Short problem
All the records that follow need to be reproduced exactly. Omit the images.

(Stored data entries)
>> begin

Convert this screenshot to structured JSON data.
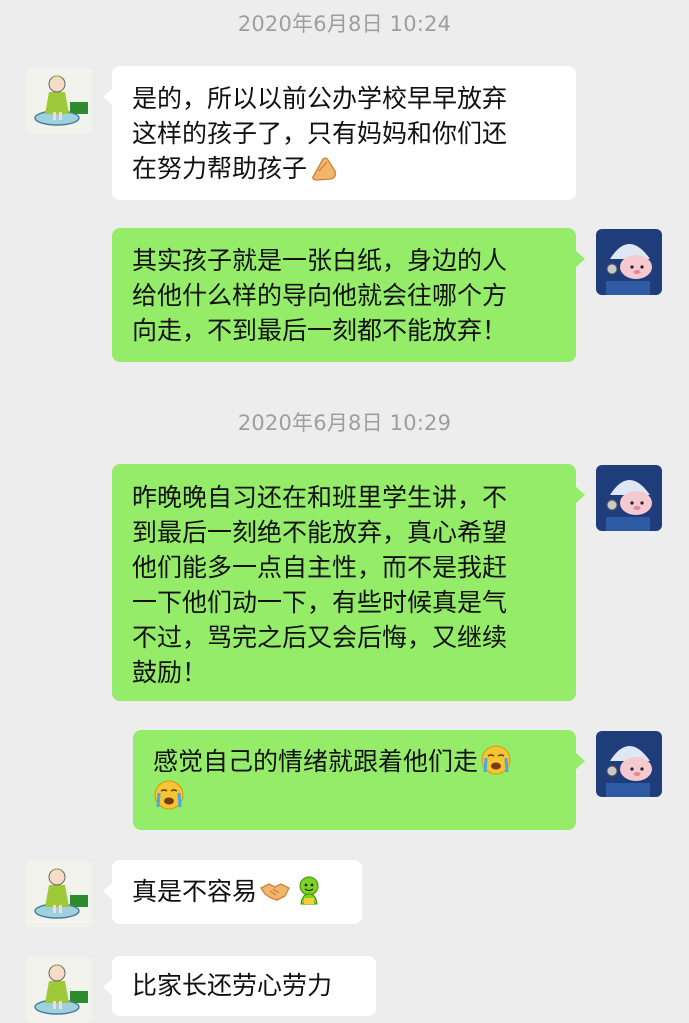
{
  "chat": {
    "timestamps": [
      {
        "text": "2020年6月8日 10:24"
      },
      {
        "text": "2020年6月8日 10:29"
      }
    ],
    "messages": [
      {
        "sender": "other",
        "lines": [
          "是的，所以以前公办学校早早放弃",
          "这样的孩子了，只有妈妈和你们还",
          "在努力帮助孩子"
        ],
        "emoji_after": [
          "clapping-hands-icon"
        ]
      },
      {
        "sender": "self",
        "lines": [
          "其实孩子就是一张白纸，身边的人",
          "给他什么样的导向他就会往哪个方",
          "向走，不到最后一刻都不能放弃！"
        ]
      },
      {
        "sender": "self",
        "lines": [
          "昨晚晚自习还在和班里学生讲，不",
          "到最后一刻绝不能放弃，真心希望",
          "他们能多一点自主性，而不是我赶",
          "一下他们动一下，有些时候真是气",
          "不过，骂完之后又会后悔，又继续",
          "鼓励！"
        ]
      },
      {
        "sender": "self",
        "lines": [
          "感觉自己的情绪就跟着他们走"
        ],
        "emoji_after": [
          "crying-face-icon",
          "crying-face-icon"
        ]
      },
      {
        "sender": "other",
        "lines": [
          "真是不容易"
        ],
        "emoji_after": [
          "handshake-icon",
          "green-smiley-icon"
        ]
      },
      {
        "sender": "other",
        "lines": [
          "比家长还劳心劳力"
        ]
      }
    ]
  },
  "colors": {
    "background": "#ededed",
    "incoming_bubble": "#ffffff",
    "outgoing_bubble": "#95ec69",
    "timestamp_text": "#9e9e9e",
    "message_text": "#111111"
  }
}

>> end

Result of this task
Convert this screenshot to structured JSON data.
{
  "chat": {
    "timestamps": [
      {
        "text": "2020年6月8日 10:24"
      },
      {
        "text": "2020年6月8日 10:29"
      }
    ],
    "messages": [
      {
        "sender": "other",
        "lines": [
          "是的，所以以前公办学校早早放弃",
          "这样的孩子了，只有妈妈和你们还",
          "在努力帮助孩子"
        ],
        "emoji_after": [
          "clapping-hands-icon"
        ]
      },
      {
        "sender": "self",
        "lines": [
          "其实孩子就是一张白纸，身边的人",
          "给他什么样的导向他就会往哪个方",
          "向走，不到最后一刻都不能放弃！"
        ]
      },
      {
        "sender": "self",
        "lines": [
          "昨晚晚自习还在和班里学生讲，不",
          "到最后一刻绝不能放弃，真心希望",
          "他们能多一点自主性，而不是我赶",
          "一下他们动一下，有些时候真是气",
          "不过，骂完之后又会后悔，又继续",
          "鼓励！"
        ]
      },
      {
        "sender": "self",
        "lines": [
          "感觉自己的情绪就跟着他们走"
        ],
        "emoji_after": [
          "crying-face-icon",
          "crying-face-icon"
        ]
      },
      {
        "sender": "other",
        "lines": [
          "真是不容易"
        ],
        "emoji_after": [
          "handshake-icon",
          "green-smiley-icon"
        ]
      },
      {
        "sender": "other",
        "lines": [
          "比家长还劳心劳力"
        ]
      }
    ]
  },
  "colors": {
    "background": "#ededed",
    "incoming_bubble": "#ffffff",
    "outgoing_bubble": "#95ec69",
    "timestamp_text": "#9e9e9e",
    "message_text": "#111111"
  }
}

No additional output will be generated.